# The problem:
Look for the string "Output" and copy every line that has it.

# Records shown:

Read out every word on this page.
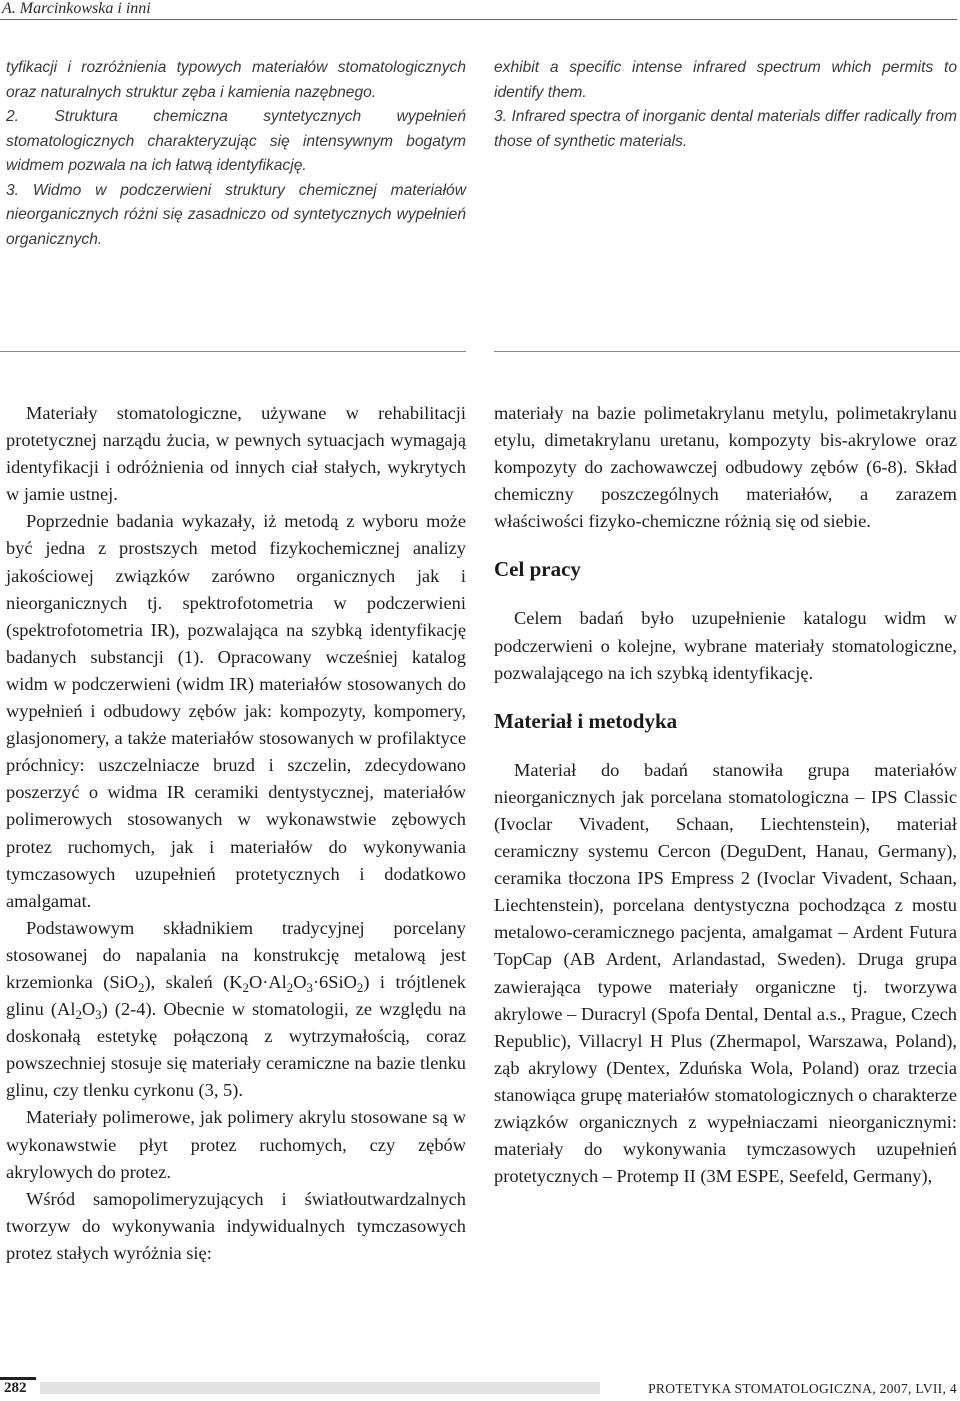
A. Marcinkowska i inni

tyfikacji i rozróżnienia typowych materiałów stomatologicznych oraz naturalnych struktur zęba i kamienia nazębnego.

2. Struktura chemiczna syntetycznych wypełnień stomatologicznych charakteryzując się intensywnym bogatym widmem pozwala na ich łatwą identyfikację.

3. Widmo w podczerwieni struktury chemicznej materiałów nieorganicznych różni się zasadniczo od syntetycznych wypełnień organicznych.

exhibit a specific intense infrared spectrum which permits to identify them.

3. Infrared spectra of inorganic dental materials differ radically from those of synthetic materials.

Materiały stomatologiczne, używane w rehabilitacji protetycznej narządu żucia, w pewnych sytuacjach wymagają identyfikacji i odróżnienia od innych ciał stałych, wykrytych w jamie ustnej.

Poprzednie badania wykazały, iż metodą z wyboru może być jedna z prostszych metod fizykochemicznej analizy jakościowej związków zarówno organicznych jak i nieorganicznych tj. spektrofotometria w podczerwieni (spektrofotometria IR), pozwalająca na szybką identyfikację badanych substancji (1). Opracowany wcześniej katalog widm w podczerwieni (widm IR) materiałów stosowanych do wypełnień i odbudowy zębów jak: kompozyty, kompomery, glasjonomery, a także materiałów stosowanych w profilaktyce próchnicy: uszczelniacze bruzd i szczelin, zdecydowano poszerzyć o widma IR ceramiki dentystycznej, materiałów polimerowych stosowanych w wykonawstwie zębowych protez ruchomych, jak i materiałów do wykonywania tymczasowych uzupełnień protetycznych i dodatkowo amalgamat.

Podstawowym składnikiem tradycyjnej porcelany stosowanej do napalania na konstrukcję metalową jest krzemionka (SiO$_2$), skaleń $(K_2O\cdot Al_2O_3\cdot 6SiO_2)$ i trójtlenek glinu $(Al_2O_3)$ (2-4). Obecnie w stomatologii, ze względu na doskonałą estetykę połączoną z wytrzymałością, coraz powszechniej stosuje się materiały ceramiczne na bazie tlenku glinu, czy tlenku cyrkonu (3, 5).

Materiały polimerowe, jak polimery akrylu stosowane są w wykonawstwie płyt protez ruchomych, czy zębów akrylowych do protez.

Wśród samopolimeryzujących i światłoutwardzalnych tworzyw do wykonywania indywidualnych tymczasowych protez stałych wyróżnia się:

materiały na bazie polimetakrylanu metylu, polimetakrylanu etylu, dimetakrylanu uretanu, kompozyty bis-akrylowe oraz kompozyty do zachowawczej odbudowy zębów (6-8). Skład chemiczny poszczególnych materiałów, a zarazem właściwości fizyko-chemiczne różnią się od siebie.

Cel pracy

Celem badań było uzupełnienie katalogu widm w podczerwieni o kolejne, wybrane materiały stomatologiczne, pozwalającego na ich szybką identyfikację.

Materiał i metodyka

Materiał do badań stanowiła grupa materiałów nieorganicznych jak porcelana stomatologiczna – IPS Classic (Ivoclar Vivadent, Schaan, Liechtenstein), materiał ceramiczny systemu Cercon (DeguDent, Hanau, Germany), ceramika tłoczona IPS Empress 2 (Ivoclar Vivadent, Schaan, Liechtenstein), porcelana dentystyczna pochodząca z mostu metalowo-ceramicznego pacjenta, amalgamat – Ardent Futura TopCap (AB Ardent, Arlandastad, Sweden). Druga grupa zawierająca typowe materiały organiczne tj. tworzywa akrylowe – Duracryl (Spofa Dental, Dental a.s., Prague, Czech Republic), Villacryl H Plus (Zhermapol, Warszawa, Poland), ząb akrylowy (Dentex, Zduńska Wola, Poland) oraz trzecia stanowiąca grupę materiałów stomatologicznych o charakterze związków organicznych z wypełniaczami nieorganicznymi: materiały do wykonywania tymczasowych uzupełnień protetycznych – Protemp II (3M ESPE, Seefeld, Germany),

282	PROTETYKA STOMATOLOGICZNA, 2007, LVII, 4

* * *

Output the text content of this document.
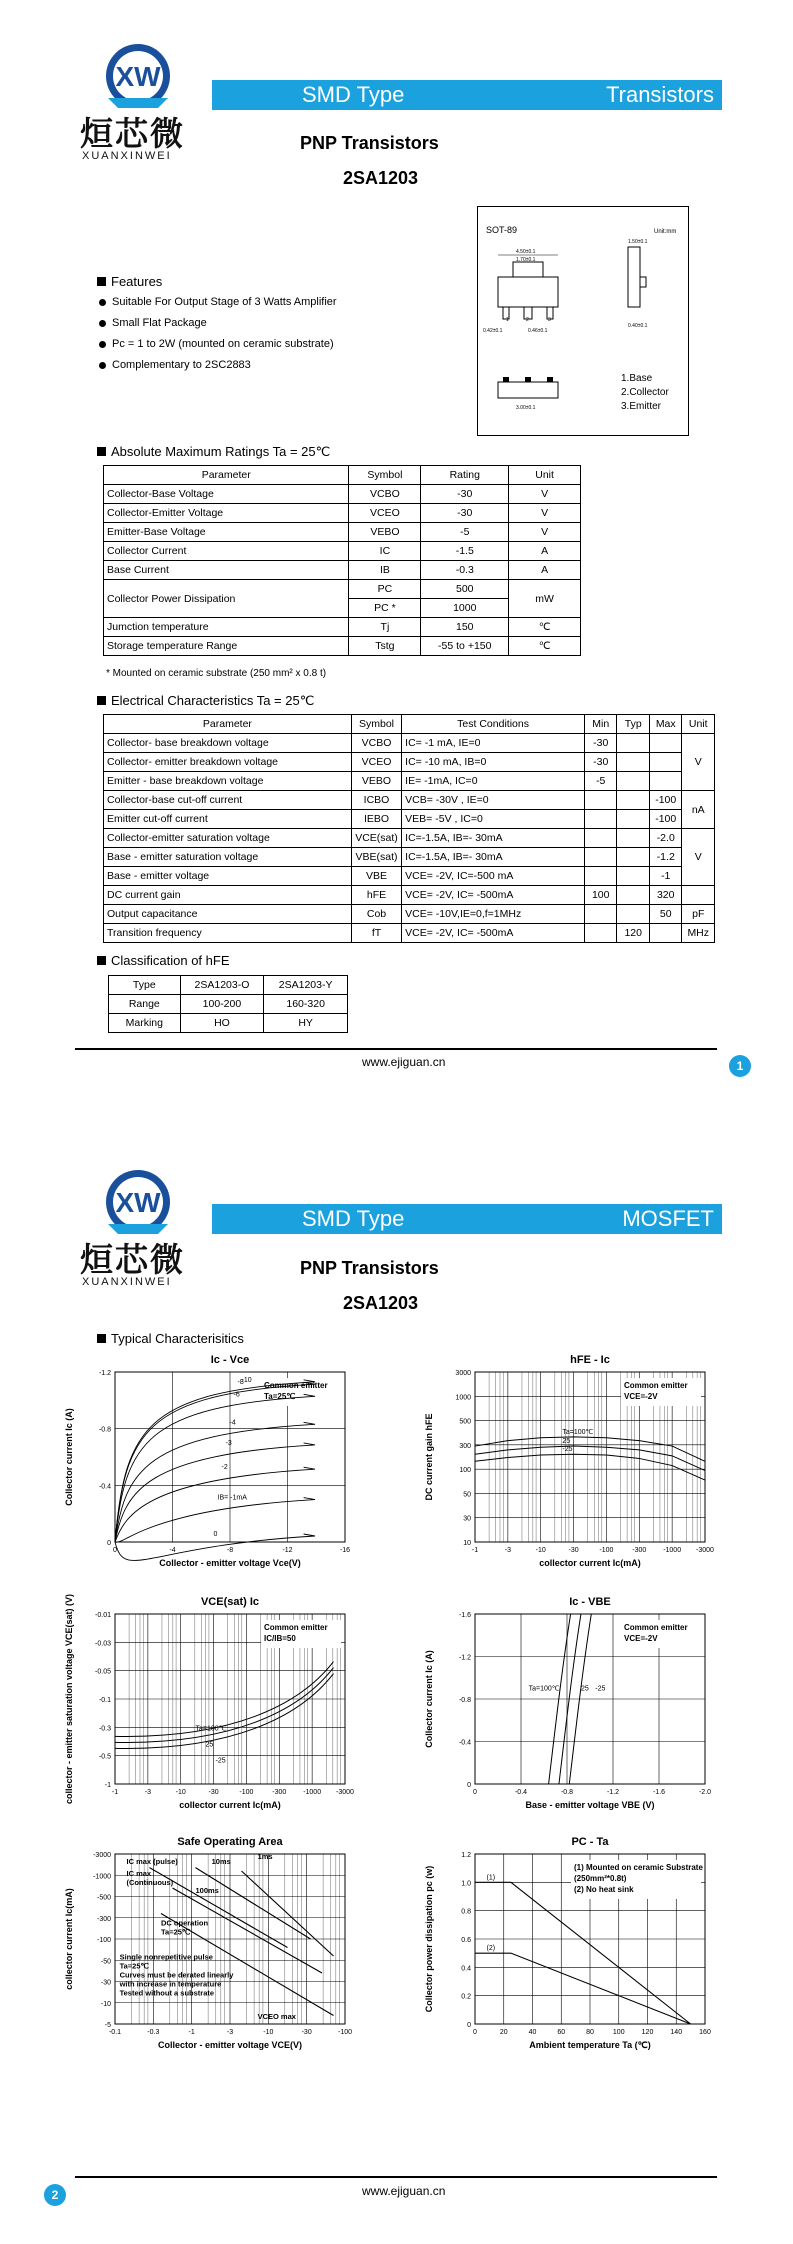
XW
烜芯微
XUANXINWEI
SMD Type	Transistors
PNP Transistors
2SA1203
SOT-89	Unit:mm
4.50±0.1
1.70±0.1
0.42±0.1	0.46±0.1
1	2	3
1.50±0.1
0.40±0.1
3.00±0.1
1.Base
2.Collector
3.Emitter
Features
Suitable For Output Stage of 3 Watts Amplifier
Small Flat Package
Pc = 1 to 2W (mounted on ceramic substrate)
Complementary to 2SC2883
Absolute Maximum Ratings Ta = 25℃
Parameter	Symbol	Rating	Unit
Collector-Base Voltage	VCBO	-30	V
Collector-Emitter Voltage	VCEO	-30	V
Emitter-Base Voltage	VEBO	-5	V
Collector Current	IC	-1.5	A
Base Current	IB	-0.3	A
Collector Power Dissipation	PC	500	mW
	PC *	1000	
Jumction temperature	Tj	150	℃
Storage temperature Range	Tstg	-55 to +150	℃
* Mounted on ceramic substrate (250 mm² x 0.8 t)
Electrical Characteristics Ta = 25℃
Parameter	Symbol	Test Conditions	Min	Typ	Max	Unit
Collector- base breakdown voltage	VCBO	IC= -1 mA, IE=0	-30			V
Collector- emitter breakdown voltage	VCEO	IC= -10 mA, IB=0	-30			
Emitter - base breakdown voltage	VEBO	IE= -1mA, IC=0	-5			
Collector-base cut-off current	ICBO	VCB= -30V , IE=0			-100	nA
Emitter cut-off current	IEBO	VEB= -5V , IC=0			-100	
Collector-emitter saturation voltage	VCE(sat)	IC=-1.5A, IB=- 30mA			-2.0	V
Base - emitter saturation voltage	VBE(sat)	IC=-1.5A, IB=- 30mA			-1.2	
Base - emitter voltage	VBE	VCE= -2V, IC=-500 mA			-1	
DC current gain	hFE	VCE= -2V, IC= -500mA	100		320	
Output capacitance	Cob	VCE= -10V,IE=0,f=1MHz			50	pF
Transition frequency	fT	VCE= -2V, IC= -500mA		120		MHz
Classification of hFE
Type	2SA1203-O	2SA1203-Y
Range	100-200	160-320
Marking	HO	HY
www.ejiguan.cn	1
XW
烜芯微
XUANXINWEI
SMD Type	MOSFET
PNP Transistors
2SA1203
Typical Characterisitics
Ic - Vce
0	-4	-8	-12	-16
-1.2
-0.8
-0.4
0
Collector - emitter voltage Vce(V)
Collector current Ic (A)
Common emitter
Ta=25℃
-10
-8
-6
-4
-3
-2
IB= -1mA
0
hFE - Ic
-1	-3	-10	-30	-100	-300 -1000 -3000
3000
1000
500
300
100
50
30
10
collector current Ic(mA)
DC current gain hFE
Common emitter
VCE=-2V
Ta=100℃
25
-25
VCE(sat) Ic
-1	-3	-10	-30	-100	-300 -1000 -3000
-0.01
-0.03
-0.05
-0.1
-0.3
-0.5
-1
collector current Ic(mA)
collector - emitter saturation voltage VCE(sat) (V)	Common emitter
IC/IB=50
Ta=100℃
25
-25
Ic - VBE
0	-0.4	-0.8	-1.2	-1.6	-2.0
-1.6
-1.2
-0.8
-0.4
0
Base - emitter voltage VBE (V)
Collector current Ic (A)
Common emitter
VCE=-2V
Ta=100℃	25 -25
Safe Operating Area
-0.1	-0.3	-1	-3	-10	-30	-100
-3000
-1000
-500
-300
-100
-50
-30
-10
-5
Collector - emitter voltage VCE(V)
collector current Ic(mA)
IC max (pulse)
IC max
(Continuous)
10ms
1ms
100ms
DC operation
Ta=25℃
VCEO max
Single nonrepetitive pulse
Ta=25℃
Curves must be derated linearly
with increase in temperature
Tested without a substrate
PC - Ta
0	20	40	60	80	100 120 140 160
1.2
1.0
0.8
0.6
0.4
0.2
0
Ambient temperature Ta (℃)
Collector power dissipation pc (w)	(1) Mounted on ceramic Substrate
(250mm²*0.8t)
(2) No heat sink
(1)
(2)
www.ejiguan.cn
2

---

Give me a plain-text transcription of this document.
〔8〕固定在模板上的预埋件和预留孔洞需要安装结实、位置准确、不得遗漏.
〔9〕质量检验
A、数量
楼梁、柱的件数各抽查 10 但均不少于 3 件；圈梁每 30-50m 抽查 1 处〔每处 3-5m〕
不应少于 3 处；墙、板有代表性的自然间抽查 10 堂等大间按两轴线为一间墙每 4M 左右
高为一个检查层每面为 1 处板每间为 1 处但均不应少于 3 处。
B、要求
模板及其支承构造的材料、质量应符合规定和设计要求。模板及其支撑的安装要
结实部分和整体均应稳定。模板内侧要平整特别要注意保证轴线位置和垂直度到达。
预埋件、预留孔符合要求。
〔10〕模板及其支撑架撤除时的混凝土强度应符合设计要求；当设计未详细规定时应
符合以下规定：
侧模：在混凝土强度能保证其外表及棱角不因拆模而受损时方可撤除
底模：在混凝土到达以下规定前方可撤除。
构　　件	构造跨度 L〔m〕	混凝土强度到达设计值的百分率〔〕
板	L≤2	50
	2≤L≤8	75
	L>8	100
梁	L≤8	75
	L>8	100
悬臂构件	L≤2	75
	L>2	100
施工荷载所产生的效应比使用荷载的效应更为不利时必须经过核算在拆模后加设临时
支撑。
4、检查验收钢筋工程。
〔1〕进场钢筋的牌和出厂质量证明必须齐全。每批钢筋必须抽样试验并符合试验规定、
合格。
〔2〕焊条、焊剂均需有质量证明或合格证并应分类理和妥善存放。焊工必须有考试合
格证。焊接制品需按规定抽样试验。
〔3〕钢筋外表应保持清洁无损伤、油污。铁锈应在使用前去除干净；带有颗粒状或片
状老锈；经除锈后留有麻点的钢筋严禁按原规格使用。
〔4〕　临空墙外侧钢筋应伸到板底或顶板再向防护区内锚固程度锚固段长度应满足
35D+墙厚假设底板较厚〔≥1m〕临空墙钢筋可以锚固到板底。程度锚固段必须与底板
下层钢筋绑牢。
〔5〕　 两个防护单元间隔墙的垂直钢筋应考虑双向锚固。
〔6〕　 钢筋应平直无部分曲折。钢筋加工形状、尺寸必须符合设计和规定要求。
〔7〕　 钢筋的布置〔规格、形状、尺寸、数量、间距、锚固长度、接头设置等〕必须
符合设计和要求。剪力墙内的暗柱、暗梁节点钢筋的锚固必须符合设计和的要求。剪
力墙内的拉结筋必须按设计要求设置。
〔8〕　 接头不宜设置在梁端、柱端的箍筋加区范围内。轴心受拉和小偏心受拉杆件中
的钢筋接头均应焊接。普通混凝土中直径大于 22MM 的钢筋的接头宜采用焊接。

# The answer:
Output the text content of this document.
Suitable For Output Stage of 3 Watts Amplifier
Output capacitance	Cob	VCE= -10V,IE=0,f=1MHz			50	pF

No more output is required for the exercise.